start PROVIDED DATA

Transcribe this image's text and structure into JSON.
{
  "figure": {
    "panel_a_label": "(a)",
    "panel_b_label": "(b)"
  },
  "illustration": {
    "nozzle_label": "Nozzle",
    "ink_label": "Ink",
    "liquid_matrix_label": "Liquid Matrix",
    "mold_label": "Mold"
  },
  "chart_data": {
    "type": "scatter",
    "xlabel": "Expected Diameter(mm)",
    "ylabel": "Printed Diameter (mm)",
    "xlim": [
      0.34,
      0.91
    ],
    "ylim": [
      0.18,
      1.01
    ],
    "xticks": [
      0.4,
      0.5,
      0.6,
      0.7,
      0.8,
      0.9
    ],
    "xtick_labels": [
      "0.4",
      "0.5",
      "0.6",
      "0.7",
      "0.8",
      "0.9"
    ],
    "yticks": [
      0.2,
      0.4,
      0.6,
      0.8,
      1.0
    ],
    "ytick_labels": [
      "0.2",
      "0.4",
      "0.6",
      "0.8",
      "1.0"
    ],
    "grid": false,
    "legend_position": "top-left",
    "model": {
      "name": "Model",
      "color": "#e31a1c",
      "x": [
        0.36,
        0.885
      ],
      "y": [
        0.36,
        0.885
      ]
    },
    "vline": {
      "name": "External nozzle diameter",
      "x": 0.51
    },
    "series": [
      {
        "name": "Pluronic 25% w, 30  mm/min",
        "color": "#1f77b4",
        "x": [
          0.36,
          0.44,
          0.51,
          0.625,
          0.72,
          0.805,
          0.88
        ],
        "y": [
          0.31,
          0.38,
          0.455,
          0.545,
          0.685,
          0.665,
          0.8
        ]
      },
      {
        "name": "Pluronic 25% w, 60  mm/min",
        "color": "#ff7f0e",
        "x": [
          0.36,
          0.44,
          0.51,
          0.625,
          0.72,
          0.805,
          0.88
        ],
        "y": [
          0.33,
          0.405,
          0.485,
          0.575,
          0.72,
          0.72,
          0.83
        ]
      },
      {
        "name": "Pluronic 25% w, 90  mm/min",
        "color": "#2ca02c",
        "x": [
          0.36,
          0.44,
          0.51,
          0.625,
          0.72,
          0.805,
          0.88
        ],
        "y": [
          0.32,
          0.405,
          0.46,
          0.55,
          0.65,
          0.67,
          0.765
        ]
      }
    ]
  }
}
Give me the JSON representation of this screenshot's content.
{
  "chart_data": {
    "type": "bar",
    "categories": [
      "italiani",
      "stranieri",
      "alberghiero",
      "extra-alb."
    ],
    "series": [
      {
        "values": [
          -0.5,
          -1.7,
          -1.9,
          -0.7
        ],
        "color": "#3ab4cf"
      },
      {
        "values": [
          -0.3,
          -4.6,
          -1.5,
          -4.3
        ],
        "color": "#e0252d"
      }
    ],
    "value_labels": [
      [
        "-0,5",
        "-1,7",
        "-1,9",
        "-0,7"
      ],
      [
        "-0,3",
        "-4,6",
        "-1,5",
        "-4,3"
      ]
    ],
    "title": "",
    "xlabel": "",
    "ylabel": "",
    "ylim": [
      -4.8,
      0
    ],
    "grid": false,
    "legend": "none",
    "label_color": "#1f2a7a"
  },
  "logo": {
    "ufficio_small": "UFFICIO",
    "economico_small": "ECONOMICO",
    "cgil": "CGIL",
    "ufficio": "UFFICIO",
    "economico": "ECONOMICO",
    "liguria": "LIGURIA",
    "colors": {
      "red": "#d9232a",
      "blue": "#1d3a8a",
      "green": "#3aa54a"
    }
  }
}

end PROVIDED DATA
start PROVIDED DATA

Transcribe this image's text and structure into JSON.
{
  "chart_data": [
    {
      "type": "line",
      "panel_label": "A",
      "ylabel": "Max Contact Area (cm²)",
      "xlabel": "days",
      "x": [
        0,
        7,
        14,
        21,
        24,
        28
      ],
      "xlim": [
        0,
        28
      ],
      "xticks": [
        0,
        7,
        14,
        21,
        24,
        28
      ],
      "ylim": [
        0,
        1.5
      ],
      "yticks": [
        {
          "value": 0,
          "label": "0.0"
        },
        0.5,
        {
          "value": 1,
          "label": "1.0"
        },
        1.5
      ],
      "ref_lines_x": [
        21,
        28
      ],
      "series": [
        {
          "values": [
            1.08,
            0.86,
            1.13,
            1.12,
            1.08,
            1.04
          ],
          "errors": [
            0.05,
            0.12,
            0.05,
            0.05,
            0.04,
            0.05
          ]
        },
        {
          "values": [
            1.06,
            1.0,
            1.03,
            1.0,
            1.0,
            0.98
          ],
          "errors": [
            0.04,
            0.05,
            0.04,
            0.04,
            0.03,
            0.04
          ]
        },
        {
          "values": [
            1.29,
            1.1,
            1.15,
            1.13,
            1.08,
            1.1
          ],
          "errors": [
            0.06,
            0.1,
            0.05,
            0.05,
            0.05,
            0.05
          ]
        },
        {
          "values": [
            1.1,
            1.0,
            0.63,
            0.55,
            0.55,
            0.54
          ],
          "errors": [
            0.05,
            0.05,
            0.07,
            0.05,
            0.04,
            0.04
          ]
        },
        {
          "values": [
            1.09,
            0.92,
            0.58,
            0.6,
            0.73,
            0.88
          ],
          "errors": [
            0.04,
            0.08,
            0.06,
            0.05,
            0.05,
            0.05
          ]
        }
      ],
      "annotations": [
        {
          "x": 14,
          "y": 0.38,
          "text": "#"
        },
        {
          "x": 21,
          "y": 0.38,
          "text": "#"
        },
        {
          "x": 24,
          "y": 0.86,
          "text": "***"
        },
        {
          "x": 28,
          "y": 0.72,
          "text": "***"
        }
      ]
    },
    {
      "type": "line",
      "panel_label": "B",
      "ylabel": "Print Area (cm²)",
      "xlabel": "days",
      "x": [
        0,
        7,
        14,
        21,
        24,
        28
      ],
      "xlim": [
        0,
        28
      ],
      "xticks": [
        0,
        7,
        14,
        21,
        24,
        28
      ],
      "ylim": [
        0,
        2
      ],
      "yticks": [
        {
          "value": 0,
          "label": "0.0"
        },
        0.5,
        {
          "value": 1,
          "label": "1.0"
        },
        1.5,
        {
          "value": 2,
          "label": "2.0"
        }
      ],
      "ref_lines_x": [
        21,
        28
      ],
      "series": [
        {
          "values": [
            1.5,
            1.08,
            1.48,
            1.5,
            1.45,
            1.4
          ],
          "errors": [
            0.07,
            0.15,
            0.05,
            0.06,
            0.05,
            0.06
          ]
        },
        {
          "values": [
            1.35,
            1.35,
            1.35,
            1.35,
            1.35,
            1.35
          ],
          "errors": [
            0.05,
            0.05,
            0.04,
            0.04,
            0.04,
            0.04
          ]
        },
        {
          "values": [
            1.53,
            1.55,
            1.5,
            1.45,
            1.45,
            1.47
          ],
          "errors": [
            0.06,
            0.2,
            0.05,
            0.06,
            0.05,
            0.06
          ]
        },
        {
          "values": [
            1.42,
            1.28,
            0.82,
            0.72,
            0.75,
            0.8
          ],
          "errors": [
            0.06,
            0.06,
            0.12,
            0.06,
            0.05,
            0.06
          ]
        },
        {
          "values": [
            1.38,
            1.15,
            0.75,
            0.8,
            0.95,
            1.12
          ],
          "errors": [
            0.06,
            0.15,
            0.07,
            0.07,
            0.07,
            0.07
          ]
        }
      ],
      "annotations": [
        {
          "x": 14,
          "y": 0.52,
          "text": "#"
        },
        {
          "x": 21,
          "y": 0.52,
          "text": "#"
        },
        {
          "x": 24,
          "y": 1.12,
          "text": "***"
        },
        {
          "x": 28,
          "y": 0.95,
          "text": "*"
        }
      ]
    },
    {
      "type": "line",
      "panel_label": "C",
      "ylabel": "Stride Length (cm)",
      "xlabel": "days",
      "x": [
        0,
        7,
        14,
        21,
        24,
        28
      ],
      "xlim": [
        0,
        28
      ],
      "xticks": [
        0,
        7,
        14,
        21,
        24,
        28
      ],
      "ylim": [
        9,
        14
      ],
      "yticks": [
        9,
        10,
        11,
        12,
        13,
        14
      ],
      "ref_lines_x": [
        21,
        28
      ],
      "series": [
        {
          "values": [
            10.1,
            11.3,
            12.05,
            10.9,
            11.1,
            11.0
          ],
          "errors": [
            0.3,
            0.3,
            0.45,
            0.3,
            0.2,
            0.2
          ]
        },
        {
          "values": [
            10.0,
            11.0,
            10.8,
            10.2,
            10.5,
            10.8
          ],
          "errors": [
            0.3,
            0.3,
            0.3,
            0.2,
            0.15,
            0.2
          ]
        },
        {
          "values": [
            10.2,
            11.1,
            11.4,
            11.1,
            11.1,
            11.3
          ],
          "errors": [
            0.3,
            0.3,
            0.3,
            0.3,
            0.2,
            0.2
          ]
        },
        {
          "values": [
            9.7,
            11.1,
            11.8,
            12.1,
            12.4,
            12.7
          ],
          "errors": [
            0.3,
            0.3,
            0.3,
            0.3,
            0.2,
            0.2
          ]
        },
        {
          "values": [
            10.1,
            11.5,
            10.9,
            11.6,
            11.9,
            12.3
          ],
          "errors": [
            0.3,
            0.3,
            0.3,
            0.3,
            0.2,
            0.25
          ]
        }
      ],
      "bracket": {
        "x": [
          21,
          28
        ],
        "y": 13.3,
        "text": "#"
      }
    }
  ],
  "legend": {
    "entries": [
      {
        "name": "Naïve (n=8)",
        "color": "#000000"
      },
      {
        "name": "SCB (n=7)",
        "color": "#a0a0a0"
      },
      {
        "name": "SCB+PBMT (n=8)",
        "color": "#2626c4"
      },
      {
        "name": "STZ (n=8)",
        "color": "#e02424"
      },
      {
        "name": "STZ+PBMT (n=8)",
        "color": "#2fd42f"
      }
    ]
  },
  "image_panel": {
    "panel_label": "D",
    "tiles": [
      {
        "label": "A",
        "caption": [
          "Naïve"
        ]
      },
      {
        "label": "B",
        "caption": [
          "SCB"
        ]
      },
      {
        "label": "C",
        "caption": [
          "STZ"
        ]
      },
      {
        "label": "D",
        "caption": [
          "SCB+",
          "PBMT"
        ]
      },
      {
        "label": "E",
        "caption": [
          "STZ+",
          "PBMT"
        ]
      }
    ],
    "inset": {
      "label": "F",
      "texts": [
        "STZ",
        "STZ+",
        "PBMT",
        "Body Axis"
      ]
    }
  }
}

end PROVIDED DATA

== PROBLEM DETAILS ==
Copy out every line from the data above that has "ylabel" in it.

== RESULT BELOW ==
    "ylabel": "Printed Diameter (mm)",
    "ylabel": "",
      "ylabel": "Max Contact Area (cm²)",
      "ylabel": "Print Area (cm²)",
      "ylabel": "Stride Length (cm)",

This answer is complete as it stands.